■ What is being asked ■
Give every line below again, exactly.

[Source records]

□ □ □

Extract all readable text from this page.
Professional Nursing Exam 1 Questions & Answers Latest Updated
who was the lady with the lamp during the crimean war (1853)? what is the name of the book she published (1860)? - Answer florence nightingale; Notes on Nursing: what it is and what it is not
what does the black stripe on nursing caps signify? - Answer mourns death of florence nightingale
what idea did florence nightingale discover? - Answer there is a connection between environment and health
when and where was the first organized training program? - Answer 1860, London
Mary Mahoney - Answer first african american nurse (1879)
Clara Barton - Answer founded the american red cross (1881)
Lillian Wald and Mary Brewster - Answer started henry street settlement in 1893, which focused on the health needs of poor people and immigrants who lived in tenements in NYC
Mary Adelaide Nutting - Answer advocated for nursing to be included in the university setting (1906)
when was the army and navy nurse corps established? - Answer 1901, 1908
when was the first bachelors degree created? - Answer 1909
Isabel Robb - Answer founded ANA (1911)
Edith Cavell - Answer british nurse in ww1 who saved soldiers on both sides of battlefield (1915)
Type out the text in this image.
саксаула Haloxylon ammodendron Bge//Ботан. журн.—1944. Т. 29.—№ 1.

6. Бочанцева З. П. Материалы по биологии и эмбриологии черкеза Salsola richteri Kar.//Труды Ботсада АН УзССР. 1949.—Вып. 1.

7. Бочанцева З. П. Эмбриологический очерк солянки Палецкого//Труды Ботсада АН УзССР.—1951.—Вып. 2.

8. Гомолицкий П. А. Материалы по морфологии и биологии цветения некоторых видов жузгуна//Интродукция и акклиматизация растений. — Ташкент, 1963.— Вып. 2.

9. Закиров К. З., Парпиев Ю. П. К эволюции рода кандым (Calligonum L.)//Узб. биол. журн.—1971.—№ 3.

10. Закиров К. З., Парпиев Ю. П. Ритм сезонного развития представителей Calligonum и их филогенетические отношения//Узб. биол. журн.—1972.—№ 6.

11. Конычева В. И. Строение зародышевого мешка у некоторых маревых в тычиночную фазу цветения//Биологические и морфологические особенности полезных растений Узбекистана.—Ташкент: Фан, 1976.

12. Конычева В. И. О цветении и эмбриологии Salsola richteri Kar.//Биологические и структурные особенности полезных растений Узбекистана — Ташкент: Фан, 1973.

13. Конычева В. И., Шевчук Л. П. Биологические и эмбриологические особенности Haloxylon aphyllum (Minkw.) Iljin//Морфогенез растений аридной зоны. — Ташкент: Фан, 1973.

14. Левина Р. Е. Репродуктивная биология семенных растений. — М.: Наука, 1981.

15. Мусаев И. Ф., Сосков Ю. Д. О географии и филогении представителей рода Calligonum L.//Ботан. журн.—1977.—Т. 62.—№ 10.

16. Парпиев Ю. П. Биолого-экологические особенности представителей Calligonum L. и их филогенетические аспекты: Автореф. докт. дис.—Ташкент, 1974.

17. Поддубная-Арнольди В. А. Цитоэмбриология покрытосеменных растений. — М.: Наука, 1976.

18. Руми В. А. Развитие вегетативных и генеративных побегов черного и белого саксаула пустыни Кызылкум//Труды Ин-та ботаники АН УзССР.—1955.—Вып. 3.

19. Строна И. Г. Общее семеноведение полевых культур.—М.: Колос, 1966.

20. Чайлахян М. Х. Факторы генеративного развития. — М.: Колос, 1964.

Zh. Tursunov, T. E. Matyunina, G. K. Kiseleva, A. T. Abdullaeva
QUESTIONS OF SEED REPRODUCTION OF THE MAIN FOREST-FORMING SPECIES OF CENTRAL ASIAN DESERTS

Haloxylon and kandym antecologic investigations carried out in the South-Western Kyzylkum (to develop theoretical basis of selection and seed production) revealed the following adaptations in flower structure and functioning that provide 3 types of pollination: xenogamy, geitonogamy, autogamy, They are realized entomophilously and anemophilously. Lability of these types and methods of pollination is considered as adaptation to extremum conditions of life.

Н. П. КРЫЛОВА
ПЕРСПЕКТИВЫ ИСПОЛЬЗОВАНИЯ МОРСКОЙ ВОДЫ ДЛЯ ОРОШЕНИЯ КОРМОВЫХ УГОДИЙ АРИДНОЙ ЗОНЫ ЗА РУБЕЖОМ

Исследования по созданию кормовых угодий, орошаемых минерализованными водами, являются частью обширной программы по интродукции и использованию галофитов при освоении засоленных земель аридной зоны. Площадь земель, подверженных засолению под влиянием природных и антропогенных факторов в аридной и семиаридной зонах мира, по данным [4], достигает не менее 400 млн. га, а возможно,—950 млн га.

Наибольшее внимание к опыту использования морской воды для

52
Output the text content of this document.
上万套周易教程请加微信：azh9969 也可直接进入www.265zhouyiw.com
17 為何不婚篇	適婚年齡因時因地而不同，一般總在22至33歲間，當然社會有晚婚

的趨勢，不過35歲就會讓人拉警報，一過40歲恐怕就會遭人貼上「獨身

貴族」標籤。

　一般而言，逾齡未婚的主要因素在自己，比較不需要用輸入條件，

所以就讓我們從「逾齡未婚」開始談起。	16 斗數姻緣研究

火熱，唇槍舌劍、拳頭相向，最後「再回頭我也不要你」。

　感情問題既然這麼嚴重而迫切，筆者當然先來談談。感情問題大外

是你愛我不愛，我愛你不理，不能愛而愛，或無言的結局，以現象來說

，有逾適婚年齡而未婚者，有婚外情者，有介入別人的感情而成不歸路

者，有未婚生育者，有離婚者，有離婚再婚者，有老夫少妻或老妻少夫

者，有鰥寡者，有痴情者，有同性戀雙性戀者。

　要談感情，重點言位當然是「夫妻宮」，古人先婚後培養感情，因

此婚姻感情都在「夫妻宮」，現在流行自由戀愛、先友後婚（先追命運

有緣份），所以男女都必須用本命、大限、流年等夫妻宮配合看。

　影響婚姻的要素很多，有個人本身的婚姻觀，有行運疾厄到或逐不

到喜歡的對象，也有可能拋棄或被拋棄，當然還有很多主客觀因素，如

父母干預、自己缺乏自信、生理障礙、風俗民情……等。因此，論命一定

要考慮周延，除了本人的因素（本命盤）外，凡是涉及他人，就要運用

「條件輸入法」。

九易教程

□ □ □

■ Completed task ■
Extract all readable text from this page.
Professional Nursing Exam 1 Questions & Answers Latest Updated
who was the lady with the lamp during the crimean war (1853)? what is the name of the book she published (1860)? - Answer florence nightingale; Notes on Nursing: what it is and what it is not
what does the black stripe on nursing caps signify? - Answer mourns death of florence nightingale
what idea did florence nightingale discover? - Answer there is a connection between environment and health
when and where was the first organized training program? - Answer 1860, London
Mary Mahoney - Answer first african american nurse (1879)
Clara Barton - Answer founded the american red cross (1881)
Lillian Wald and Mary Brewster - Answer started henry street settlement in 1893, which focused on the health needs of poor people and immigrants who lived in tenements in NYC
Mary Adelaide Nutting - Answer advocated for nursing to be included in the university setting (1906)
when was the army and navy nurse corps established? - Answer 1901, 1908
when was the first bachelors degree created? - Answer 1909
Isabel Robb - Answer founded ANA (1911)
Edith Cavell - Answer british nurse in ww1 who saved soldiers on both sides of battlefield (1915)
Type out the text in this image.
саксаула Haloxylon ammodendron Bge//Ботан. журн.—1944. Т. 29.—№ 1.

6. Бочанцева З. П. Материалы по биологии и эмбриологии черкеза Salsola richteri Kar.//Труды Ботсада АН УзССР. 1949.—Вып. 1.

7. Бочанцева З. П. Эмбриологический очерк солянки Палецкого//Труды Ботсада АН УзССР.—1951.—Вып. 2.

8. Гомолицкий П. А. Материалы по морфологии и биологии цветения некоторых видов жузгуна//Интродукция и акклиматизация растений. — Ташкент, 1963.— Вып. 2.

9. Закиров К. З., Парпиев Ю. П. К эволюции рода кандым (Calligonum L.)//Узб. биол. журн.—1971.—№ 3.

10. Закиров К. З., Парпиев Ю. П. Ритм сезонного развития представителей Calligonum и их филогенетические отношения//Узб. биол. журн.—1972.—№ 6.

11. Конычева В. И. Строение зародышевого мешка у некоторых маревых в тычиночную фазу цветения//Биологические и морфологические особенности полезных растений Узбекистана.—Ташкент: Фан, 1976.

12. Конычева В. И. О цветении и эмбриологии Salsola richteri Kar.//Биологические и структурные особенности полезных растений Узбекистана — Ташкент: Фан, 1973.

13. Конычева В. И., Шевчук Л. П. Биологические и эмбриологические особенности Haloxylon aphyllum (Minkw.) Iljin//Морфогенез растений аридной зоны. — Ташкент: Фан, 1973.

14. Левина Р. Е. Репродуктивная биология семенных растений. — М.: Наука, 1981.

15. Мусаев И. Ф., Сосков Ю. Д. О географии и филогении представителей рода Calligonum L.//Ботан. журн.—1977.—Т. 62.—№ 10.

16. Парпиев Ю. П. Биолого-экологические особенности представителей Calligonum L. и их филогенетические аспекты: Автореф. докт. дис.—Ташкент, 1974.

17. Поддубная-Арнольди В. А. Цитоэмбриология покрытосеменных растений. — М.: Наука, 1976.

18. Руми В. А. Развитие вегетативных и генеративных побегов черного и белого саксаула пустыни Кызылкум//Труды Ин-та ботаники АН УзССР.—1955.—Вып. 3.

19. Строна И. Г. Общее семеноведение полевых культур.—М.: Колос, 1966.

20. Чайлахян М. Х. Факторы генеративного развития. — М.: Колос, 1964.

Zh. Tursunov, T. E. Matyunina, G. K. Kiseleva, A. T. Abdullaeva
QUESTIONS OF SEED REPRODUCTION OF THE MAIN FOREST-FORMING SPECIES OF CENTRAL ASIAN DESERTS

Haloxylon and kandym antecologic investigations carried out in the South-Western Kyzylkum (to develop theoretical basis of selection and seed production) revealed the following adaptations in flower structure and functioning that provide 3 types of pollination: xenogamy, geitonogamy, autogamy, They are realized entomophilously and anemophilously. Lability of these types and methods of pollination is considered as adaptation to extremum conditions of life.

Н. П. КРЫЛОВА
ПЕРСПЕКТИВЫ ИСПОЛЬЗОВАНИЯ МОРСКОЙ ВОДЫ ДЛЯ ОРОШЕНИЯ КОРМОВЫХ УГОДИЙ АРИДНОЙ ЗОНЫ ЗА РУБЕЖОМ

Исследования по созданию кормовых угодий, орошаемых минерализованными водами, являются частью обширной программы по интродукции и использованию галофитов при освоении засоленных земель аридной зоны. Площадь земель, подверженных засолению под влиянием природных и антропогенных факторов в аридной и семиаридной зонах мира, по данным [4], достигает не менее 400 млн. га, а возможно,—950 млн га.

Наибольшее внимание к опыту использования морской воды для

52
Output the text content of this document.
上万套周易教程请加微信：azh9969 也可直接进入www.265zhouyiw.com
17 為何不婚篇	適婚年齡因時因地而不同，一般總在22至33歲間，當然社會有晚婚

的趨勢，不過35歲就會讓人拉警報，一過40歲恐怕就會遭人貼上「獨身

貴族」標籤。

　一般而言，逾齡未婚的主要因素在自己，比較不需要用輸入條件，

所以就讓我們從「逾齡未婚」開始談起。	16 斗數姻緣研究

火熱，唇槍舌劍、拳頭相向，最後「再回頭我也不要你」。

　感情問題既然這麼嚴重而迫切，筆者當然先來談談。感情問題大外

是你愛我不愛，我愛你不理，不能愛而愛，或無言的結局，以現象來說

，有逾適婚年齡而未婚者，有婚外情者，有介入別人的感情而成不歸路

者，有未婚生育者，有離婚者，有離婚再婚者，有老夫少妻或老妻少夫

者，有鰥寡者，有痴情者，有同性戀雙性戀者。

　要談感情，重點言位當然是「夫妻宮」，古人先婚後培養感情，因

此婚姻感情都在「夫妻宮」，現在流行自由戀愛、先友後婚（先追命運

有緣份），所以男女都必須用本命、大限、流年等夫妻宮配合看。

　影響婚姻的要素很多，有個人本身的婚姻觀，有行運疾厄到或逐不

到喜歡的對象，也有可能拋棄或被拋棄，當然還有很多主客觀因素，如

父母干預、自己缺乏自信、生理障礙、風俗民情……等。因此，論命一定

要考慮周延，除了本人的因素（本命盤）外，凡是涉及他人，就要運用

「條件輸入法」。

九易教程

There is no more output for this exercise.